#### SHORT EXERCISE:
From the listing below, pull each line that includes "Hydraulic".
>> BEGIN
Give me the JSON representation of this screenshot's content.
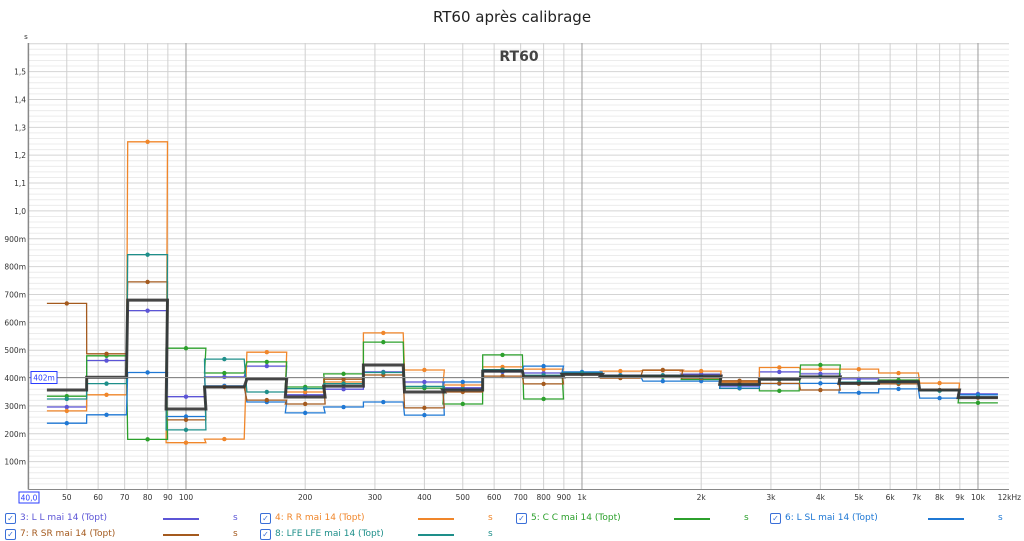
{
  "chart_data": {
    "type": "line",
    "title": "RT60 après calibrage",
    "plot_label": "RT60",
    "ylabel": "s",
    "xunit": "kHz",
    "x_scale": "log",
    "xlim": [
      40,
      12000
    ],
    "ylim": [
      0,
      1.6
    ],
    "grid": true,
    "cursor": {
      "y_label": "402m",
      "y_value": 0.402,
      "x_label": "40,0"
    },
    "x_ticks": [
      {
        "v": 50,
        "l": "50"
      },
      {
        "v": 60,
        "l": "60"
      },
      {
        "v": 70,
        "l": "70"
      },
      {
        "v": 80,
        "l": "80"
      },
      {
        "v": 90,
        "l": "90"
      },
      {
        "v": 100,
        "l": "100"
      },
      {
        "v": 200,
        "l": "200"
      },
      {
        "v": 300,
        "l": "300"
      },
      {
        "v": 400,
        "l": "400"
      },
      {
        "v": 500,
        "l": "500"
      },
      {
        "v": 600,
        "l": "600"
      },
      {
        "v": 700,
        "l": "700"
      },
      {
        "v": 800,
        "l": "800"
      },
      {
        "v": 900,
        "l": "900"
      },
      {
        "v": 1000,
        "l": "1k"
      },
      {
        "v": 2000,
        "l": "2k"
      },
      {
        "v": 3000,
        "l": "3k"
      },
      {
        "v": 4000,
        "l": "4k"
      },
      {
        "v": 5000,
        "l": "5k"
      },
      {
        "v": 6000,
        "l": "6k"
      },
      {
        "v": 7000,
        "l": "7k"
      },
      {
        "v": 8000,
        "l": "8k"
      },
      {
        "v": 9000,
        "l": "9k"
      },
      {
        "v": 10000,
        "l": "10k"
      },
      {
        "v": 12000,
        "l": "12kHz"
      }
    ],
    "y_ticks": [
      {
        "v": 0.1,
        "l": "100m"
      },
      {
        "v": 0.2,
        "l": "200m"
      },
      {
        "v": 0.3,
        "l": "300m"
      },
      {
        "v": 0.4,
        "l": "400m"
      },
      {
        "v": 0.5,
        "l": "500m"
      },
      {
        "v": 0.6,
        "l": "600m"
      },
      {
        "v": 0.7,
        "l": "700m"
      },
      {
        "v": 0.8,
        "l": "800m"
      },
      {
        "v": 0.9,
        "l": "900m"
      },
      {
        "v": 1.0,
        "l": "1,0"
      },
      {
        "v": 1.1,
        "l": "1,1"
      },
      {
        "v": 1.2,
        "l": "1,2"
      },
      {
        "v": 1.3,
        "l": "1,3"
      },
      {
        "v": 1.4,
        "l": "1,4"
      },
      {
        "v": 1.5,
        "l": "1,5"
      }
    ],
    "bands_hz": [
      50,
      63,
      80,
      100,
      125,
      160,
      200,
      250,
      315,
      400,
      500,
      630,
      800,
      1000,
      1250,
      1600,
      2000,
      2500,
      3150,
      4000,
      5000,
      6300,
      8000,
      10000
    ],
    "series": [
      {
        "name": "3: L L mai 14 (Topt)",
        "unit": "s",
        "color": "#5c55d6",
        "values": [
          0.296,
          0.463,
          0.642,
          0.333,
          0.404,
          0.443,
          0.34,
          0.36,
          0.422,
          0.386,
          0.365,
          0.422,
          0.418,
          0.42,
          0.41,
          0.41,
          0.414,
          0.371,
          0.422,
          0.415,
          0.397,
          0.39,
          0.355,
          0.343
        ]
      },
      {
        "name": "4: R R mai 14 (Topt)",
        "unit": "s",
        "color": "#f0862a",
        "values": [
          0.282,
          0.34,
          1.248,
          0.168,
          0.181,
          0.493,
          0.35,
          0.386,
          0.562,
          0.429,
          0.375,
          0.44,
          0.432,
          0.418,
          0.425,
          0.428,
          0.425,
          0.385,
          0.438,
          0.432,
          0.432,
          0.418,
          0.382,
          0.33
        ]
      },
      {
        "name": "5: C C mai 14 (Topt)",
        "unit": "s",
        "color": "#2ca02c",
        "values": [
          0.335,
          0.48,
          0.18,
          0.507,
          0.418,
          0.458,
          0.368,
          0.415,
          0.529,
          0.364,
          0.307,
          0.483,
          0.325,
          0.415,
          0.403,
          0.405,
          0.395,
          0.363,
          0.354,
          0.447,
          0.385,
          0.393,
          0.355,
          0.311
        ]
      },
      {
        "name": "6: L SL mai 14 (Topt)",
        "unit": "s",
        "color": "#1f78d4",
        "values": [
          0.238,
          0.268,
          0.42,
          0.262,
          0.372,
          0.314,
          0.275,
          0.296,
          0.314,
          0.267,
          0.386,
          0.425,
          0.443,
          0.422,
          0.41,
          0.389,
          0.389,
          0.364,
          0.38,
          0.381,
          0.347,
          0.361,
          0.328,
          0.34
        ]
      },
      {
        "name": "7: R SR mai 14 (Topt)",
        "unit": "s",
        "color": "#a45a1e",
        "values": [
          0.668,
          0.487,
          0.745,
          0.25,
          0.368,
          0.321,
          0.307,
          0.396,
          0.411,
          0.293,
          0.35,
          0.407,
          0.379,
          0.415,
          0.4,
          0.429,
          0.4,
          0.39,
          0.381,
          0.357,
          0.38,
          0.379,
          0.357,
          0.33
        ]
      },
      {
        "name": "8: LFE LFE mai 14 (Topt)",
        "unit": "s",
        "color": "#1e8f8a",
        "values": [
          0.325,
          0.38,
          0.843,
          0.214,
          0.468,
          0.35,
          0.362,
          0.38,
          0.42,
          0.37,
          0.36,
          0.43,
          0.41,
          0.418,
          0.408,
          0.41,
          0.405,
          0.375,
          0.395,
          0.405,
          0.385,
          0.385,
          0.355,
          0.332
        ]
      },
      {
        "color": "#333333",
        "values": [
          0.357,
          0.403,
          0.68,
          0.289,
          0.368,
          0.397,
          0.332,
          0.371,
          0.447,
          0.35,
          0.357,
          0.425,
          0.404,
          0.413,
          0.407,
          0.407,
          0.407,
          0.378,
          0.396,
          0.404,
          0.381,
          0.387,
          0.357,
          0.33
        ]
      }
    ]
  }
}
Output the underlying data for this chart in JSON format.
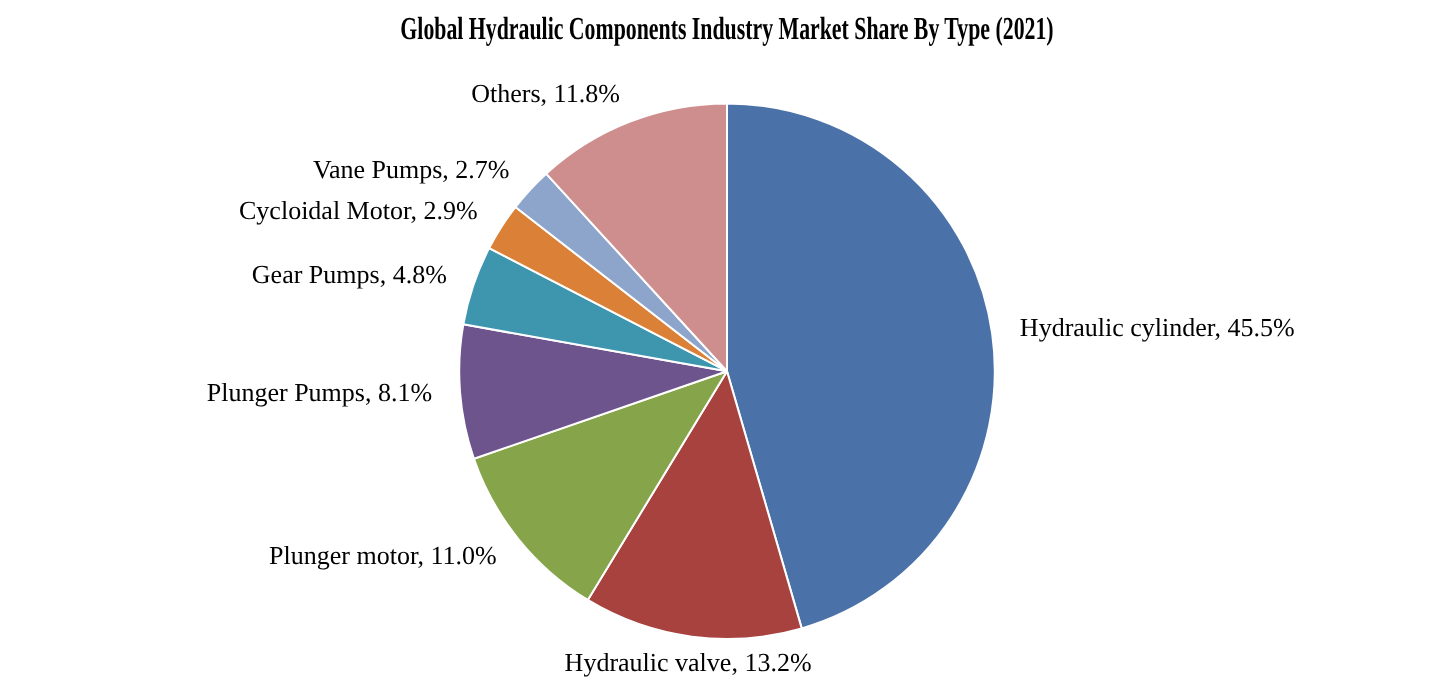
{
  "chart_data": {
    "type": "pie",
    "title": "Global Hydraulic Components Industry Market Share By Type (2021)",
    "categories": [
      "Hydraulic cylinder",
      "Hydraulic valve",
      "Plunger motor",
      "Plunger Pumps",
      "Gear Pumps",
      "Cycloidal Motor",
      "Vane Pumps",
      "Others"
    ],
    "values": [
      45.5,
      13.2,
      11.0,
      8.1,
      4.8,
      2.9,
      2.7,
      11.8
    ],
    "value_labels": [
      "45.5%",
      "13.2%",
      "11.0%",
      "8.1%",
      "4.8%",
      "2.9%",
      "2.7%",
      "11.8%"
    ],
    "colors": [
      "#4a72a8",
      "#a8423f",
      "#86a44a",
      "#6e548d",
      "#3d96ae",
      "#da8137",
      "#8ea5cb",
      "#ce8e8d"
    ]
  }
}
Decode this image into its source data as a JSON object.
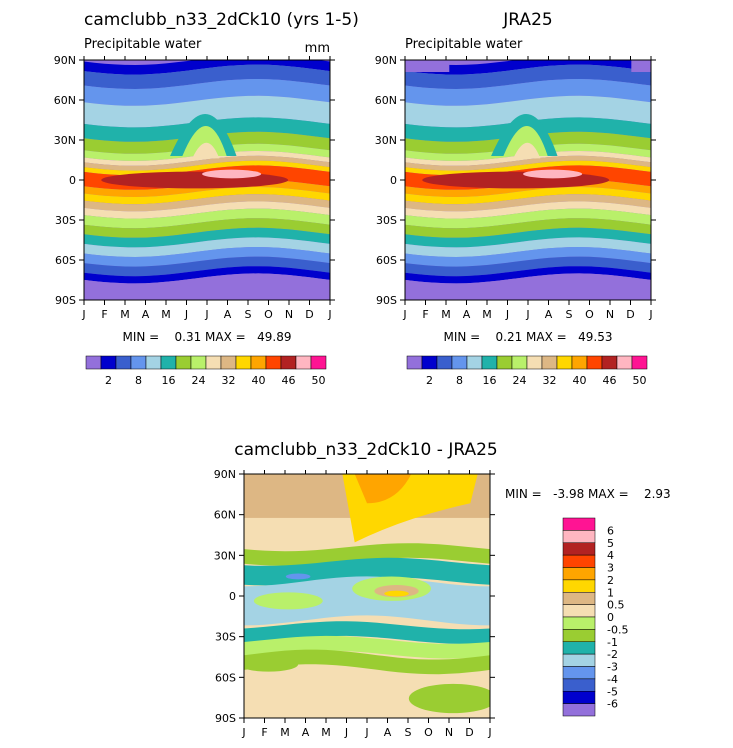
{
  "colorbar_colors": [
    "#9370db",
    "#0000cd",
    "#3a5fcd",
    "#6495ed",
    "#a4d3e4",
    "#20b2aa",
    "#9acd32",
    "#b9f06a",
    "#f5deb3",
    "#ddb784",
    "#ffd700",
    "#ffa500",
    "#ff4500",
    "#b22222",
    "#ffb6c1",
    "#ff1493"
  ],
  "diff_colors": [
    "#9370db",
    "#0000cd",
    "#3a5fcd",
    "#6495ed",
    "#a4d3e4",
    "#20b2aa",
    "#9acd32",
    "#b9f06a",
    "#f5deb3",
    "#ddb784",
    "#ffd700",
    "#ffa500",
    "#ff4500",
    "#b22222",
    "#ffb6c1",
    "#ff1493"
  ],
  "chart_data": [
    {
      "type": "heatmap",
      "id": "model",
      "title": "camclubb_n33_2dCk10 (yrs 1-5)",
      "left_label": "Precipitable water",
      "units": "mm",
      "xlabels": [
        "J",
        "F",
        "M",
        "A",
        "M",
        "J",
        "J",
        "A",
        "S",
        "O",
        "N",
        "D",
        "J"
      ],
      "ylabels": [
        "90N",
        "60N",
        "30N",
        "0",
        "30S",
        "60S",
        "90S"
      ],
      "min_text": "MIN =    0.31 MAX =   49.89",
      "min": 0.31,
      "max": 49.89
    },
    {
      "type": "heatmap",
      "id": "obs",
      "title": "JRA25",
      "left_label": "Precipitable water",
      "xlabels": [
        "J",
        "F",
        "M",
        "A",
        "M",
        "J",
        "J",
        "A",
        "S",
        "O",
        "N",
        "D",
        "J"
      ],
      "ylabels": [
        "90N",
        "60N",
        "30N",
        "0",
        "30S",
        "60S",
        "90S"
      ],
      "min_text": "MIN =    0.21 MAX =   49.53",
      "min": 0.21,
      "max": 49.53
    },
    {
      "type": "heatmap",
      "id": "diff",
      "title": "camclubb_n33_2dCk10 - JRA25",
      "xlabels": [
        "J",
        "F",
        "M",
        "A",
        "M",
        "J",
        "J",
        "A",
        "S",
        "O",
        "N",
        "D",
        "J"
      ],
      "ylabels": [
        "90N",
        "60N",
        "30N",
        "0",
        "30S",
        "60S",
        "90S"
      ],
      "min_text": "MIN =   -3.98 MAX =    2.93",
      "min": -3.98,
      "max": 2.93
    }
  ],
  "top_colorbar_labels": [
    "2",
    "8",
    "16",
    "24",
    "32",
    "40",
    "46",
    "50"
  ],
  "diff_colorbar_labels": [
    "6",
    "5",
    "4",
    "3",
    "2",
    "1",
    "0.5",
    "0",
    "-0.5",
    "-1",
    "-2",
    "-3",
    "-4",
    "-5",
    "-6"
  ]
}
>> END
#### RESPONSE BELOW:
    "title": "Global Hydraulic Components Industry Market Share By Type (2021)",
      "Hydraulic cylinder",
      "Hydraulic valve",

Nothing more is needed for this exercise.